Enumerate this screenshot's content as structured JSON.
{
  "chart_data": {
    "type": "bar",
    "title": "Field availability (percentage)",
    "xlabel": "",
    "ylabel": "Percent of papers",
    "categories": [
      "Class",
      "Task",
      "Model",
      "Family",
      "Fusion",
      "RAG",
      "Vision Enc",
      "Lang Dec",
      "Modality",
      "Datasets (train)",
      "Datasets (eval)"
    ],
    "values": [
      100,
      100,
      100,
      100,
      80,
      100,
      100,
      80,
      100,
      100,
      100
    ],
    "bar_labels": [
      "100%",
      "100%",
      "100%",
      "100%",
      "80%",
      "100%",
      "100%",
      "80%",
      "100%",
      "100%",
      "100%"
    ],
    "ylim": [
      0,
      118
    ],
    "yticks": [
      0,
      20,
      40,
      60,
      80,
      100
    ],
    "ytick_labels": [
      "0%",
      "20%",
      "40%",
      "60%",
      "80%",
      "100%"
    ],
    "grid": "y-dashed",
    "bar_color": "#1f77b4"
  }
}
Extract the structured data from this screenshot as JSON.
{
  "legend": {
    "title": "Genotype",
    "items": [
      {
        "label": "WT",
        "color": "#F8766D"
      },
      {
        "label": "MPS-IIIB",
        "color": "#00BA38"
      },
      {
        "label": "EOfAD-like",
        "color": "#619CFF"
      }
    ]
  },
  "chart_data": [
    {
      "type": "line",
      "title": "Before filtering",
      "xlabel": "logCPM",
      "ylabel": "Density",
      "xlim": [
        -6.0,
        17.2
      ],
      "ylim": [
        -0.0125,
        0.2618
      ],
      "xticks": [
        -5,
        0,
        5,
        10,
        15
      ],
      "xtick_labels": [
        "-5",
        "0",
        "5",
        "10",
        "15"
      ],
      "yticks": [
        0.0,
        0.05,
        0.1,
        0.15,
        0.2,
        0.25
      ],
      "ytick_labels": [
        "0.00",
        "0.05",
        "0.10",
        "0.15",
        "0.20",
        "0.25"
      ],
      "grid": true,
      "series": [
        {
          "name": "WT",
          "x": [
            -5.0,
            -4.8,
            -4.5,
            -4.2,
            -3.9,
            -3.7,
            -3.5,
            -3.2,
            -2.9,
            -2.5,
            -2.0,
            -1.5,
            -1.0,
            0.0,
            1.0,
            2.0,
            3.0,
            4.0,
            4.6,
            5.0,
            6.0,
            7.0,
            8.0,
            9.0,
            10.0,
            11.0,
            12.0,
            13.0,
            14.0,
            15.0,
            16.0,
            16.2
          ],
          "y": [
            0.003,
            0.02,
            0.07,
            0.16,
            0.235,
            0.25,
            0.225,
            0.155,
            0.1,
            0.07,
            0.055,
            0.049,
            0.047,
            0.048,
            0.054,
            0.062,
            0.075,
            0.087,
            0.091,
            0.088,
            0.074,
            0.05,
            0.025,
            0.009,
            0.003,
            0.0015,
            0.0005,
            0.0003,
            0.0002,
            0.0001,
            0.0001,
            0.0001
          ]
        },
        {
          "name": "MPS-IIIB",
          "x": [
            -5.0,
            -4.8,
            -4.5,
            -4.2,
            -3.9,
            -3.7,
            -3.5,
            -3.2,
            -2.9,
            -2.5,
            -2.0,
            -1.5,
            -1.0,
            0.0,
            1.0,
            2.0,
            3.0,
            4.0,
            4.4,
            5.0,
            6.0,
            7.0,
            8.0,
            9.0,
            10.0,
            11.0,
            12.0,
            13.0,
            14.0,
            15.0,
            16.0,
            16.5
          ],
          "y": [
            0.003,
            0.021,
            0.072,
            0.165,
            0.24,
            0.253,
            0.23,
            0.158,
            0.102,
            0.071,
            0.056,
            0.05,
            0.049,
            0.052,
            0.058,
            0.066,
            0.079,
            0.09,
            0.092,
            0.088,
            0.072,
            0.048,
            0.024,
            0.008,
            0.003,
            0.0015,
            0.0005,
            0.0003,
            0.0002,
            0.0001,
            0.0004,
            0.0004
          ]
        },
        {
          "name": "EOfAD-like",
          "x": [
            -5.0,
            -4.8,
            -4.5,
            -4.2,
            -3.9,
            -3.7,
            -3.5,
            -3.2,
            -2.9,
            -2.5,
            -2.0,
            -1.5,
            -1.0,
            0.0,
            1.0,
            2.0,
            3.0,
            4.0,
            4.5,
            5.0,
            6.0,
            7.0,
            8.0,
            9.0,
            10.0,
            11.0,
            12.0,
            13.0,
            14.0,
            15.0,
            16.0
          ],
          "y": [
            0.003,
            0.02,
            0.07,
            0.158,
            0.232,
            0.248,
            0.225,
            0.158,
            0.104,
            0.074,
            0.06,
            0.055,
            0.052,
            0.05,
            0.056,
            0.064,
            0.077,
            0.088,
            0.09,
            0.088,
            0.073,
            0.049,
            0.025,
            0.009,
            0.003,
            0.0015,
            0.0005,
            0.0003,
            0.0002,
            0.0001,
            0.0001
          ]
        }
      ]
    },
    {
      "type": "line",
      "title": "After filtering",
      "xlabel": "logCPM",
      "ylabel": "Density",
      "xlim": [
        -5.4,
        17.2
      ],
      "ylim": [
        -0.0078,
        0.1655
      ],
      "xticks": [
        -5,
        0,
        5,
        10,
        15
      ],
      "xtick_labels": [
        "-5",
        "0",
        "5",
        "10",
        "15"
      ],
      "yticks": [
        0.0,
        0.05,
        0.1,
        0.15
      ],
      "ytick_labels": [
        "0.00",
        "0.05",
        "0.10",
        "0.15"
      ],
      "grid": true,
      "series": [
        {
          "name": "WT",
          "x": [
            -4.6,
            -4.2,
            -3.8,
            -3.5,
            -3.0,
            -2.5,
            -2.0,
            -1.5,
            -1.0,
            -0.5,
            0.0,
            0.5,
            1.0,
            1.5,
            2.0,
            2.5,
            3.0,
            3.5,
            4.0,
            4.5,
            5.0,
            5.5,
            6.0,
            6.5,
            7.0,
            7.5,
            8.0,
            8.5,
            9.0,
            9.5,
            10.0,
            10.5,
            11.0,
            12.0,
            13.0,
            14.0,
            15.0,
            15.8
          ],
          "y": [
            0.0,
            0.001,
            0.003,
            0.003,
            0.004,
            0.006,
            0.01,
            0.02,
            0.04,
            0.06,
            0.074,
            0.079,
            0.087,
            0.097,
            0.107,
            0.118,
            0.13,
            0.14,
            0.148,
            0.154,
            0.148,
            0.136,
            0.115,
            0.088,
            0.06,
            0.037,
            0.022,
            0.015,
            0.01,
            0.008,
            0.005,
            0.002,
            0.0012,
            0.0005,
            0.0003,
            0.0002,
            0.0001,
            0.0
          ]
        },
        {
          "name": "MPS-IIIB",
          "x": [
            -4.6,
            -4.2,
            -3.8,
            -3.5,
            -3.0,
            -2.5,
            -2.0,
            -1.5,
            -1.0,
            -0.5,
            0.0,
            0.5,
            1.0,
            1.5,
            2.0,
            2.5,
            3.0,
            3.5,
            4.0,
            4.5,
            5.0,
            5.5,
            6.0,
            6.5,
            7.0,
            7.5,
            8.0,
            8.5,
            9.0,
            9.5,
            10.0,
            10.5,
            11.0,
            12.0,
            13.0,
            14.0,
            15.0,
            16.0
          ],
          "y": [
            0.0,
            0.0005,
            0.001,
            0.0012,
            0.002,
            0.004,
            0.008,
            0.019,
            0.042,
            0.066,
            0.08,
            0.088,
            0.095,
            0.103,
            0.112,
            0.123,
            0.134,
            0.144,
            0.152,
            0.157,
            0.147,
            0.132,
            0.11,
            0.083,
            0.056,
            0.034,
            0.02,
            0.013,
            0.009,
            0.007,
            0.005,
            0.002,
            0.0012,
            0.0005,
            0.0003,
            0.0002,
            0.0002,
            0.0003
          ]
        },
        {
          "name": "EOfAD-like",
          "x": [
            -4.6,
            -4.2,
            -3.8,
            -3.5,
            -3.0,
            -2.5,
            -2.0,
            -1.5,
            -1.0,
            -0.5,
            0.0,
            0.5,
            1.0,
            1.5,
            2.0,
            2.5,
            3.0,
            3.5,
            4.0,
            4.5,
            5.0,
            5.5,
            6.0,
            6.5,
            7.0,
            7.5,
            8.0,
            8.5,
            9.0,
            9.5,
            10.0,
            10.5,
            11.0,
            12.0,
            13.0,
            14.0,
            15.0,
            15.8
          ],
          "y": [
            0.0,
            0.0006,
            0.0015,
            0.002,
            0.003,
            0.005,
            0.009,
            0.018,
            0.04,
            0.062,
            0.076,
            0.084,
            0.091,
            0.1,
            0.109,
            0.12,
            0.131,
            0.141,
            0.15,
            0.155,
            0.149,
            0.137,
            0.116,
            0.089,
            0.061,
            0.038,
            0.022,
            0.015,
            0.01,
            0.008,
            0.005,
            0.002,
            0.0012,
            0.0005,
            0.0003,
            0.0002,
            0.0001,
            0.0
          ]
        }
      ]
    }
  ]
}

**Task requirements**
Find the lines holding "this" and list every one.

**Complete answer**
Enumerate this screenshot's content as structured JSON.
Extract the structured data from this screenshot as JSON.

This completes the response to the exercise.